Problem to work on - Your task is to repeat the listing exactly.

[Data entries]
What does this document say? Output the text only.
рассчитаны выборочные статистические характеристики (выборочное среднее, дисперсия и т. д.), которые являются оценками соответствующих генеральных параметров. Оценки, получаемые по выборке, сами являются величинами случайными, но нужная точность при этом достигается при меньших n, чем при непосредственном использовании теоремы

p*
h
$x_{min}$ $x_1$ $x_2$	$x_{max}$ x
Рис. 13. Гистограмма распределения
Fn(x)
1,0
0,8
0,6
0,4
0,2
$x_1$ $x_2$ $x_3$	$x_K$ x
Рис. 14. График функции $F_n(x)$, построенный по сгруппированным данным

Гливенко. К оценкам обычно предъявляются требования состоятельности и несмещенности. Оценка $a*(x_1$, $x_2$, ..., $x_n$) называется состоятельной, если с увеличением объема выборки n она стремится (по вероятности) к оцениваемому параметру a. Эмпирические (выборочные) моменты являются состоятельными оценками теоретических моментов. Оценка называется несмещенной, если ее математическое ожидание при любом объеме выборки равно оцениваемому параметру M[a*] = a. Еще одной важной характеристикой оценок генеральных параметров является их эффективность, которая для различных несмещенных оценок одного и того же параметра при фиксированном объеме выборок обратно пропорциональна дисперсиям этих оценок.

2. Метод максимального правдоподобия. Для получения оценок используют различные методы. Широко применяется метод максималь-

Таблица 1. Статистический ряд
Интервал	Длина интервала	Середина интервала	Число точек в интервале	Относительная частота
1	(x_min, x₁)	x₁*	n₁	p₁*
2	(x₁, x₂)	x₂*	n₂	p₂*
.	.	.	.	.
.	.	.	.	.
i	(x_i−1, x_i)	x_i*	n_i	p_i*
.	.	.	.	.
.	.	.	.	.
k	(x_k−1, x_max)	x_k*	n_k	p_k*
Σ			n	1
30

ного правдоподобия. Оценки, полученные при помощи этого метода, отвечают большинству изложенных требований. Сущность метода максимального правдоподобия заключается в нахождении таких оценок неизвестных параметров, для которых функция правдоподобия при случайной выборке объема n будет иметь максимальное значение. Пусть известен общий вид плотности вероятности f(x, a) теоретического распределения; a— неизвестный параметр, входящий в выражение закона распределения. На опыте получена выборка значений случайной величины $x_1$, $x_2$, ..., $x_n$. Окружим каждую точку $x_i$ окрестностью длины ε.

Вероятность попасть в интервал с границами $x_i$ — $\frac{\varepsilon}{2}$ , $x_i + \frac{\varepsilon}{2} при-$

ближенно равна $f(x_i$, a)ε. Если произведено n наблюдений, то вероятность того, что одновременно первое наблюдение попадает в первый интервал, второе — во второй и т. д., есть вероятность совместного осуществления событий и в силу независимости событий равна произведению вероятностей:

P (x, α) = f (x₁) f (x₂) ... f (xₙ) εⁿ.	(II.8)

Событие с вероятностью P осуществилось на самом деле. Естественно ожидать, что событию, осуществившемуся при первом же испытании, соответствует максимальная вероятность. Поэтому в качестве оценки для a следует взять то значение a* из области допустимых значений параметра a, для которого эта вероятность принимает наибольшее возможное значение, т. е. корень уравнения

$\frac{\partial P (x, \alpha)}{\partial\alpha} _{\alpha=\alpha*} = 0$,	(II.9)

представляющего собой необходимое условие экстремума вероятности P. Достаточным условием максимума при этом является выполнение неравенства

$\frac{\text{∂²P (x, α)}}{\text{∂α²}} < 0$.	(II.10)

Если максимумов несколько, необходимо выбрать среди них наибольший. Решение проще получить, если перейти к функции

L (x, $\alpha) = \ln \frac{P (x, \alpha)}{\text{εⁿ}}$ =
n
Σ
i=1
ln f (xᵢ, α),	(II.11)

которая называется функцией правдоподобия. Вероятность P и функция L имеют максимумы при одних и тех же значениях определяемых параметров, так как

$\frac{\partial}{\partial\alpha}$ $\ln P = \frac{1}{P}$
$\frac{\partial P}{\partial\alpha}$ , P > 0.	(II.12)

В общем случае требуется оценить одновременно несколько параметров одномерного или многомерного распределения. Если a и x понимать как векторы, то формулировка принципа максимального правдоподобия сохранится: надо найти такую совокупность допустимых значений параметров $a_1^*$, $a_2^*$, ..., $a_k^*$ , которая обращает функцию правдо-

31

Task response -
What does this document say? Output the text only.
рассчитаны выборочные статистические характеристики (выборочное среднее, дисперсия и т. д.), которые являются оценками соответствующих генеральных параметров. Оценки, получаемые по выборке, сами являются величинами случайными, но нужная точность при этом достигается при меньших n, чем при непосредственном использовании теоремы

p*
h
$x_{min}$ $x_1$ $x_2$	$x_{max}$ x
Рис. 13. Гистограмма распределения
Fn(x)
1,0
0,8
0,6
0,4
0,2
$x_1$ $x_2$ $x_3$	$x_K$ x
Рис. 14. График функции $F_n(x)$, построенный по сгруппированным данным

Гливенко. К оценкам обычно предъявляются требования состоятельности и несмещенности. Оценка $a*(x_1$, $x_2$, ..., $x_n$) называется состоятельной, если с увеличением объема выборки n она стремится (по вероятности) к оцениваемому параметру a. Эмпирические (выборочные) моменты являются состоятельными оценками теоретических моментов. Оценка называется несмещенной, если ее математическое ожидание при любом объеме выборки равно оцениваемому параметру M[a*] = a. Еще одной важной характеристикой оценок генеральных параметров является их эффективность, которая для различных несмещенных оценок одного и того же параметра при фиксированном объеме выборок обратно пропорциональна дисперсиям этих оценок.

2. Метод максимального правдоподобия. Для получения оценок используют различные методы. Широко применяется метод максималь-

Таблица 1. Статистический ряд
Интервал	Длина интервала	Середина интервала	Число точек в интервале	Относительная частота
1	(x_min, x₁)	x₁*	n₁	p₁*
2	(x₁, x₂)	x₂*	n₂	p₂*
.	.	.	.	.
.	.	.	.	.
i	(x_i−1, x_i)	x_i*	n_i	p_i*
.	.	.	.	.
.	.	.	.	.
k	(x_k−1, x_max)	x_k*	n_k	p_k*
Σ			n	1
30

ного правдоподобия. Оценки, полученные при помощи этого метода, отвечают большинству изложенных требований. Сущность метода максимального правдоподобия заключается в нахождении таких оценок неизвестных параметров, для которых функция правдоподобия при случайной выборке объема n будет иметь максимальное значение. Пусть известен общий вид плотности вероятности f(x, a) теоретического распределения; a— неизвестный параметр, входящий в выражение закона распределения. На опыте получена выборка значений случайной величины $x_1$, $x_2$, ..., $x_n$. Окружим каждую точку $x_i$ окрестностью длины ε.

Вероятность попасть в интервал с границами $x_i$ — $\frac{\varepsilon}{2}$ , $x_i + \frac{\varepsilon}{2} при-$

ближенно равна $f(x_i$, a)ε. Если произведено n наблюдений, то вероятность того, что одновременно первое наблюдение попадает в первый интервал, второе — во второй и т. д., есть вероятность совместного осуществления событий и в силу независимости событий равна произведению вероятностей:

P (x, α) = f (x₁) f (x₂) ... f (xₙ) εⁿ.	(II.8)

Событие с вероятностью P осуществилось на самом деле. Естественно ожидать, что событию, осуществившемуся при первом же испытании, соответствует максимальная вероятность. Поэтому в качестве оценки для a следует взять то значение a* из области допустимых значений параметра a, для которого эта вероятность принимает наибольшее возможное значение, т. е. корень уравнения

$\frac{\partial P (x, \alpha)}{\partial\alpha} _{\alpha=\alpha*} = 0$,	(II.9)

представляющего собой необходимое условие экстремума вероятности P. Достаточным условием максимума при этом является выполнение неравенства

$\frac{\text{∂²P (x, α)}}{\text{∂α²}} < 0$.	(II.10)

Если максимумов несколько, необходимо выбрать среди них наибольший. Решение проще получить, если перейти к функции

L (x, $\alpha) = \ln \frac{P (x, \alpha)}{\text{εⁿ}}$ =
n
Σ
i=1
ln f (xᵢ, α),	(II.11)

которая называется функцией правдоподобия. Вероятность P и функция L имеют максимумы при одних и тех же значениях определяемых параметров, так как

$\frac{\partial}{\partial\alpha}$ $\ln P = \frac{1}{P}$
$\frac{\partial P}{\partial\alpha}$ , P > 0.	(II.12)

В общем случае требуется оценить одновременно несколько параметров одномерного или многомерного распределения. Если a и x понимать как векторы, то формулировка принципа максимального правдоподобия сохранится: надо найти такую совокупность допустимых значений параметров $a_1^*$, $a_2^*$, ..., $a_k^*$ , которая обращает функцию правдо-

31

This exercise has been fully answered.